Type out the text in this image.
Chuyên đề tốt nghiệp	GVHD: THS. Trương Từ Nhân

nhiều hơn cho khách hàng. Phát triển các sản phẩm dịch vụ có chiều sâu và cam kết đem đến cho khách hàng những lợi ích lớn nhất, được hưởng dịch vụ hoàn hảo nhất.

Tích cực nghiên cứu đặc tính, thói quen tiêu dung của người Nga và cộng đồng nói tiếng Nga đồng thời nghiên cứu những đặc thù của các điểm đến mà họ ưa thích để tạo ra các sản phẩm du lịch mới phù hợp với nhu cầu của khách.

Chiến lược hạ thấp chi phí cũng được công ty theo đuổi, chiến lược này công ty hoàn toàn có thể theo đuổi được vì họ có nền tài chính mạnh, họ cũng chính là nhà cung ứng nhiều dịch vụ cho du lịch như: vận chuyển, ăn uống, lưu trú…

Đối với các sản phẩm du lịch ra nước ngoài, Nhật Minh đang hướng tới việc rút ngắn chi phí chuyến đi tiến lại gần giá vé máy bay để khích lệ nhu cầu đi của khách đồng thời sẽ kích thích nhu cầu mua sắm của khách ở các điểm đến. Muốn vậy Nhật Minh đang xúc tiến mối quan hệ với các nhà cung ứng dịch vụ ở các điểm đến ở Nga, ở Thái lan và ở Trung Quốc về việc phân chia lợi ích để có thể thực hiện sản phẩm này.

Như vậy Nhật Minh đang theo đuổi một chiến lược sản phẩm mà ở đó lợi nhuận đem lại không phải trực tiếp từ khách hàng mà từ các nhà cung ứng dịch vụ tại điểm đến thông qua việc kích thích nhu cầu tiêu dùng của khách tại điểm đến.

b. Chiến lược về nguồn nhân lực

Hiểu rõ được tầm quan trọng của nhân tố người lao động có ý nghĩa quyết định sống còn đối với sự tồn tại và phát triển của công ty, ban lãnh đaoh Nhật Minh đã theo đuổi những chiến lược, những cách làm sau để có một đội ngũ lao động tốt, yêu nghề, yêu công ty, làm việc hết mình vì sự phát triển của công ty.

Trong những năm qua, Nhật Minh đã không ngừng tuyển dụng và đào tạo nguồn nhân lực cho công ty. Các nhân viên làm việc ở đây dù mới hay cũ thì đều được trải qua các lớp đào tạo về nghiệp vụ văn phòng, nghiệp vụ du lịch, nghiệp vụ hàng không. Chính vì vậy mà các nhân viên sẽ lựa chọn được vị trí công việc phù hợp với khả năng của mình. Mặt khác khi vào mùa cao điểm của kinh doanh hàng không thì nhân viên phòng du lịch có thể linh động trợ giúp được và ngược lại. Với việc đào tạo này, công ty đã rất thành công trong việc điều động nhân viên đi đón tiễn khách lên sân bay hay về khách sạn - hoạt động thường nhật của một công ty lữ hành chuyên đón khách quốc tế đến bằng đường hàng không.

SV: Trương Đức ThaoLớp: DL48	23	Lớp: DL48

=-=-=

**Exercise brief**:
All of the data above should be transcribed exactly.

**Response**:
Type out the text in this image.
Chuyên đề tốt nghiệp	GVHD: THS. Trương Từ Nhân

nhiều hơn cho khách hàng. Phát triển các sản phẩm dịch vụ có chiều sâu và cam kết đem đến cho khách hàng những lợi ích lớn nhất, được hưởng dịch vụ hoàn hảo nhất.

Tích cực nghiên cứu đặc tính, thói quen tiêu dung của người Nga và cộng đồng nói tiếng Nga đồng thời nghiên cứu những đặc thù của các điểm đến mà họ ưa thích để tạo ra các sản phẩm du lịch mới phù hợp với nhu cầu của khách.

Chiến lược hạ thấp chi phí cũng được công ty theo đuổi, chiến lược này công ty hoàn toàn có thể theo đuổi được vì họ có nền tài chính mạnh, họ cũng chính là nhà cung ứng nhiều dịch vụ cho du lịch như: vận chuyển, ăn uống, lưu trú…

Đối với các sản phẩm du lịch ra nước ngoài, Nhật Minh đang hướng tới việc rút ngắn chi phí chuyến đi tiến lại gần giá vé máy bay để khích lệ nhu cầu đi của khách đồng thời sẽ kích thích nhu cầu mua sắm của khách ở các điểm đến. Muốn vậy Nhật Minh đang xúc tiến mối quan hệ với các nhà cung ứng dịch vụ ở các điểm đến ở Nga, ở Thái lan và ở Trung Quốc về việc phân chia lợi ích để có thể thực hiện sản phẩm này.

Như vậy Nhật Minh đang theo đuổi một chiến lược sản phẩm mà ở đó lợi nhuận đem lại không phải trực tiếp từ khách hàng mà từ các nhà cung ứng dịch vụ tại điểm đến thông qua việc kích thích nhu cầu tiêu dùng của khách tại điểm đến.

b. Chiến lược về nguồn nhân lực

Hiểu rõ được tầm quan trọng của nhân tố người lao động có ý nghĩa quyết định sống còn đối với sự tồn tại và phát triển của công ty, ban lãnh đaoh Nhật Minh đã theo đuổi những chiến lược, những cách làm sau để có một đội ngũ lao động tốt, yêu nghề, yêu công ty, làm việc hết mình vì sự phát triển của công ty.

Trong những năm qua, Nhật Minh đã không ngừng tuyển dụng và đào tạo nguồn nhân lực cho công ty. Các nhân viên làm việc ở đây dù mới hay cũ thì đều được trải qua các lớp đào tạo về nghiệp vụ văn phòng, nghiệp vụ du lịch, nghiệp vụ hàng không. Chính vì vậy mà các nhân viên sẽ lựa chọn được vị trí công việc phù hợp với khả năng của mình. Mặt khác khi vào mùa cao điểm của kinh doanh hàng không thì nhân viên phòng du lịch có thể linh động trợ giúp được và ngược lại. Với việc đào tạo này, công ty đã rất thành công trong việc điều động nhân viên đi đón tiễn khách lên sân bay hay về khách sạn - hoạt động thường nhật của một công ty lữ hành chuyên đón khách quốc tế đến bằng đường hàng không.

SV: Trương Đức ThaoLớp: DL48	23	Lớp: DL48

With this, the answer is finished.